**TESTO:**
+++++
LA CRISI DELL’IMPERO ROMANO

UNA BREVE SPIEGAZIONE
di Valerio Mero

 

La vera causa della fine dell’Impero romano fu una grande crisi, forse così grande da non poterla recuperare in alcun modo. Un vero e proprio salvataggio non fu mai tentato, perché ormai si cercava di preservare solamente la posizione politica di chi comandava. La crisi non fu di un unico tipo, colpì svariate aree dell’Impero e, per risolverla, si sarebbe dovuto considerare ogni singolo settore. Ma cerchiamo di capire bene quanto fossero profondi i problemi dell’Impero.

 

Crisi militare

La crisi di Roma risale sin dalla fine della repubblica e dalle origini dell’impero. È durata per secoli, attraversando perfino i periodi più floridi senza che nessuno riuscisse a fermarla. Le frontiere erano diventate vastissime e occorreva un numero ingente di uomini da impegnare nelle milizie, inoltre ne servivano sempre di nuovi perché questi difendevano territori pericolosi.

 

L’origine più remota della crisi militare possiamo farla risalire fino al II secolo a.C., quando ancora l’esercito era formato da milizie di leva volontaria in grado di poter finanziare autonomamente il proprio equipaggiamento. L’esercito si trovò in una situazione delicata, perché molti soldati, tornati dalle missioni oltremare, decidevano uno dopo l’altro di tornarsene a casa e rifiutare il servizio militare. Le lunghe guerre li costringevano a stare troppo tempo lontani dalle proprie terre, senza poterle coltivare e senza poter controllare i braccianti. All’epoca, la terra era l’unica fonte di sicurezza economica. L’Impero, a questo punto, fu costretto ad arruolare i nullatenenti, che però non potevano sobbarcarsi le spese per l’equipaggiamento, quindi d’ora in avanti se ne occupò lo Stato. Venne creato il premium militie, una sorta di liquidazione, di solito in terra da coltivare, per chi si congedava. In realtà era solo uno specchio per le allodole, perché nella pratica non veniva quasi mai rilasciato, in quanto o si cercava di trattenere il soldato nell’esercito o si ritardava la consegna del premio stesso.
+++++
**CONSEGNA:** Scrivi il seguito del testo sulla crisi dell'Impero romano a partire dall'ultima frase riportata. Le voci riportate più avanti costituiscono materiale a sé, distinto dal testo.
+++++
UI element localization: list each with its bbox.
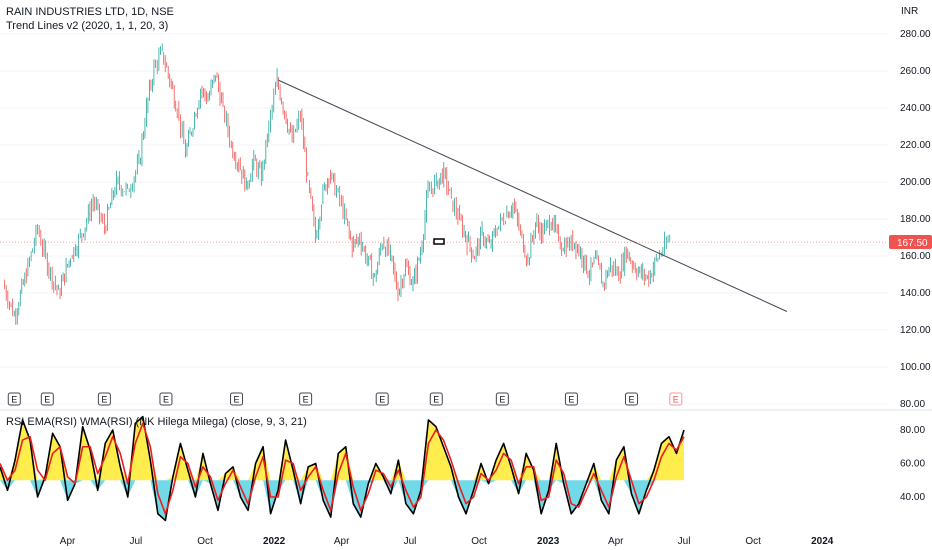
price-tick-label: 240.00 [900, 103, 931, 114]
earnings-marker[interactable]: E [375, 392, 389, 406]
rsi-tick-label: 40.00 [900, 492, 925, 503]
price-marker [433, 238, 445, 245]
ema-rsi-line [0, 422, 685, 515]
trend-line[interactable] [278, 79, 788, 312]
price-candles [4, 43, 671, 325]
time-axis[interactable]: Apr Jul Oct 2022 Apr Jul Oct 2023 Apr Jul Oct 2024 [60, 536, 834, 547]
earnings-marker-label: E [433, 395, 439, 405]
last-price-text: 167.50 [897, 238, 928, 249]
time-tick-label: Oct [471, 536, 487, 547]
price-tick-label: 220.00 [900, 140, 931, 151]
time-tick-label: Apr [60, 536, 76, 547]
earnings-marker[interactable]: E [625, 392, 639, 406]
price-tick-label: 280.00 [900, 29, 931, 40]
rsi-overbought-fill [0, 416, 684, 481]
rsi-tick-label: 60.00 [900, 459, 925, 470]
earnings-marker[interactable]: E [564, 392, 578, 406]
price-tick-label: 260.00 [900, 66, 931, 77]
price-tick-label: 120.00 [900, 325, 931, 336]
time-tick-label: Jul [678, 536, 691, 547]
earnings-marker-label: E [303, 395, 309, 405]
earnings-marker[interactable]: E [97, 392, 111, 406]
earnings-marker-label: E [101, 395, 107, 405]
earnings-marker[interactable]: E [299, 392, 313, 406]
earnings-marker-label: E [44, 395, 50, 405]
price-tick-label: 140.00 [900, 288, 931, 299]
time-tick-label: Oct [197, 536, 213, 547]
earnings-marker[interactable]: E [40, 392, 54, 406]
time-tick-label: 2024 [811, 536, 834, 547]
currency-label: INR [901, 6, 918, 17]
earnings-marker-label: E [379, 395, 385, 405]
price-axis[interactable]: 280.00 260.00 240.00 220.00 200.00 180.00 160.… [900, 29, 931, 410]
earnings-marker-label: E [629, 395, 635, 405]
price-tick-label: 80.00 [900, 399, 925, 410]
earnings-marker-label: E [163, 395, 169, 405]
price-tick-label: 200.00 [900, 177, 931, 188]
earnings-marker-label: E [234, 395, 240, 405]
grid [0, 33, 888, 405]
earnings-marker[interactable]: E [495, 392, 509, 406]
rsi-pane [0, 415, 685, 522]
rsi-axis[interactable]: 80.00 60.00 40.00 [900, 425, 925, 503]
rsi-line [0, 415, 685, 522]
earnings-marker[interactable]: E [429, 392, 443, 406]
time-tick-label: Jul [404, 536, 417, 547]
earnings-marker-label: E [499, 395, 505, 405]
indicator-legend[interactable]: Trend Lines v2 (2020, 1, 1, 20, 3) [6, 20, 169, 32]
time-tick-label: 2022 [263, 536, 286, 547]
last-price-label: 167.50 [889, 235, 932, 249]
earnings-marker[interactable]: E [230, 392, 244, 406]
time-tick-label: 2023 [537, 536, 560, 547]
price-tick-label: 100.00 [900, 362, 931, 373]
earnings-marker[interactable]: E [159, 392, 173, 406]
earnings-marker[interactable]: E [669, 392, 683, 406]
earnings-marker-label: E [673, 395, 679, 405]
rsi-legend[interactable]: RSI EMA(RSI) WMA(RSI) (NK Hilega Milega)… [6, 416, 307, 428]
time-tick-label: Oct [745, 536, 761, 547]
price-tick-label: 160.00 [900, 251, 931, 262]
time-tick-label: Apr [334, 536, 350, 547]
price-tick-label: 180.00 [900, 214, 931, 225]
time-tick-label: Jul [130, 536, 143, 547]
earnings-marker-label: E [11, 395, 17, 405]
rsi-tick-label: 80.00 [900, 425, 925, 436]
symbol-title[interactable]: RAIN INDUSTRIES LTD, 1D, NSE [6, 6, 174, 18]
time-tick-label: Apr [608, 536, 624, 547]
earnings-marker[interactable]: E [7, 392, 21, 406]
earnings-marker-label: E [568, 395, 574, 405]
+++++
**SOLUZIONE:**
Con Augusto, venne creato un corpo di milizie per la difesa interna della città e personale dell’imperatore, la guardia pretoriana (coortes pretorie). L’esercito era ancora costituito da cittadini Romani di origine italica e comprendeva ventotto legioni. Molti soldati erano dislocati sulla linea di confine e la carenza di truppe di riserva faceva sì che, in caso di emergenza, un certo numero di uomini avrebbe dovuto staccarsi dalle altre legioni per andare a tamponare l’emergenza, con un dispendio economico e di tempo notevole; senza considerare poi, che all’epoca gli spostamenti erano molto lenti. Già nel 9 d.C. accadde un fatto emblematico, la sconfitta di Teutoburgo. Il generale Varo, per una ingenuità, perse tre legioni in un solo colpo. Viste le difficoltà, si arrivò a un reclutamento di genti Barbare già con Augusto, con il quale l’esercito si vide composto da Romani di origine italica e truppe ausiliarie (auxiliaria), truppe composte da genti Barbare che avevano dimostrato proprio negli scontri con le popolazioni barbariche di essere molto più efficienti dei Romani, addestrati al corpo a corpo invece che a una guerra di movimento.

 

Per far fronte alla mancanza di truppe di riserva intorno al III-IV secolo, si decise di scindere l’esercito in due corpi distinti: i limitanei, stanziati nelle zone di confine e i comitatenses, stanziati nelle zone interne dell’Impero, usati come truppe di manovra. Per quanto riguarda i limitanei, si svilupparono due teorie. La prima sostiene che essi, a causa di una vita sedentaria, diventarono coloni dedicando molto tempo alla coltivazione delle loro terre, perdendo quindi l’allenamento nell’arte della guerra ed essendo di conseguenza meno efficaci in battaglia. La seconda invece sostiene che solo in alcune zone dell’Impero (orientale), dal V secolo, si verificarono casi sporadici di soldati-coloni. Senza dubbio, i mutamenti riguardanti i limitanei portarono a instaurare un forte legame tra la milizia e la terra.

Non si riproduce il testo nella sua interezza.